Transcribe the entries below exactly; leave every image out.

------ Data for the task

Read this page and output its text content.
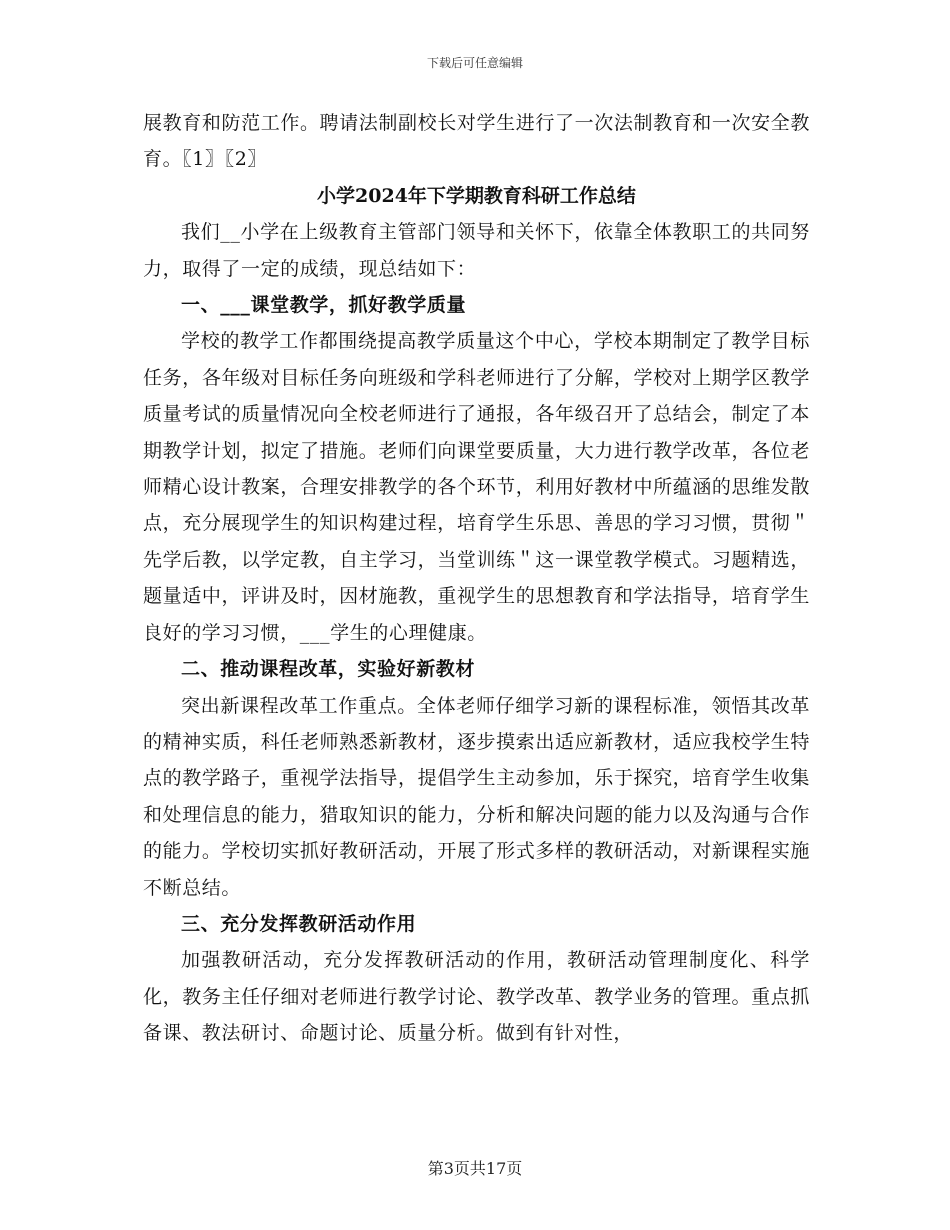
下载后可任意编辑

展教育和防范工作。聘请法制副校长对学生进行了一次法制教育和一次安全教育。〖1〗〖2〗

小学2024年下学期教育科研工作总结

我们__小学在上级教育主管部门领导和关怀下，依靠全体教职工的共同努力，取得了一定的成绩，现总结如下：

一、___课堂教学，抓好教学质量

学校的教学工作都围绕提高教学质量这个中心，学校本期制定了教学目标任务，各年级对目标任务向班级和学科老师进行了分解，学校对上期学区教学质量考试的质量情况向全校老师进行了通报，各年级召开了总结会，制定了本期教学计划，拟定了措施。老师们向课堂要质量，大力进行教学改革，各位老师精心设计教案，合理安排教学的各个环节，利用好教材中所蕴涵的思维发散点，充分展现学生的知识构建过程，培育学生乐思、善思的学习习惯，贯彻＂先学后教，以学定教，自主学习，当堂训练＂这一课堂教学模式。习题精选，题量适中，评讲及时，因材施教，重视学生的思想教育和学法指导，培育学生良好的学习习惯，___学生的心理健康。

二、推动课程改革，实验好新教材

突出新课程改革工作重点。全体老师仔细学习新的课程标准，领悟其改革的精神实质，科任老师熟悉新教材，逐步摸索出适应新教材，适应我校学生特点的教学路子，重视学法指导，提倡学生主动参加，乐于探究，培育学生收集和处理信息的能力，猎取知识的能力，分析和解决问题的能力以及沟通与合作的能力。学校切实抓好教研活动，开展了形式多样的教研活动，对新课程实施不断总结。

三、充分发挥教研活动作用

加强教研活动，充分发挥教研活动的作用，教研活动管理制度化、科学化，教务主任仔细对老师进行教学讨论、教学改革、教学业务的管理。重点抓备课、教法研讨、命题讨论、质量分析。做到有针对性，

第3页共17页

------------

- _Finished exercise_:
Read this page and output its text content.
下载后可任意编辑

展教育和防范工作。聘请法制副校长对学生进行了一次法制教育和一次安全教育。〖1〗〖2〗

小学2024年下学期教育科研工作总结

我们__小学在上级教育主管部门领导和关怀下，依靠全体教职工的共同努力，取得了一定的成绩，现总结如下：

一、___课堂教学，抓好教学质量

学校的教学工作都围绕提高教学质量这个中心，学校本期制定了教学目标任务，各年级对目标任务向班级和学科老师进行了分解，学校对上期学区教学质量考试的质量情况向全校老师进行了通报，各年级召开了总结会，制定了本期教学计划，拟定了措施。老师们向课堂要质量，大力进行教学改革，各位老师精心设计教案，合理安排教学的各个环节，利用好教材中所蕴涵的思维发散点，充分展现学生的知识构建过程，培育学生乐思、善思的学习习惯，贯彻＂先学后教，以学定教，自主学习，当堂训练＂这一课堂教学模式。习题精选，题量适中，评讲及时，因材施教，重视学生的思想教育和学法指导，培育学生良好的学习习惯，___学生的心理健康。

二、推动课程改革，实验好新教材

突出新课程改革工作重点。全体老师仔细学习新的课程标准，领悟其改革的精神实质，科任老师熟悉新教材，逐步摸索出适应新教材，适应我校学生特点的教学路子，重视学法指导，提倡学生主动参加，乐于探究，培育学生收集和处理信息的能力，猎取知识的能力，分析和解决问题的能力以及沟通与合作的能力。学校切实抓好教研活动，开展了形式多样的教研活动，对新课程实施不断总结。

三、充分发挥教研活动作用

加强教研活动，充分发挥教研活动的作用，教研活动管理制度化、科学化，教务主任仔细对老师进行教学讨论、教学改革、教学业务的管理。重点抓备课、教法研讨、命题讨论、质量分析。做到有针对性，

第3页共17页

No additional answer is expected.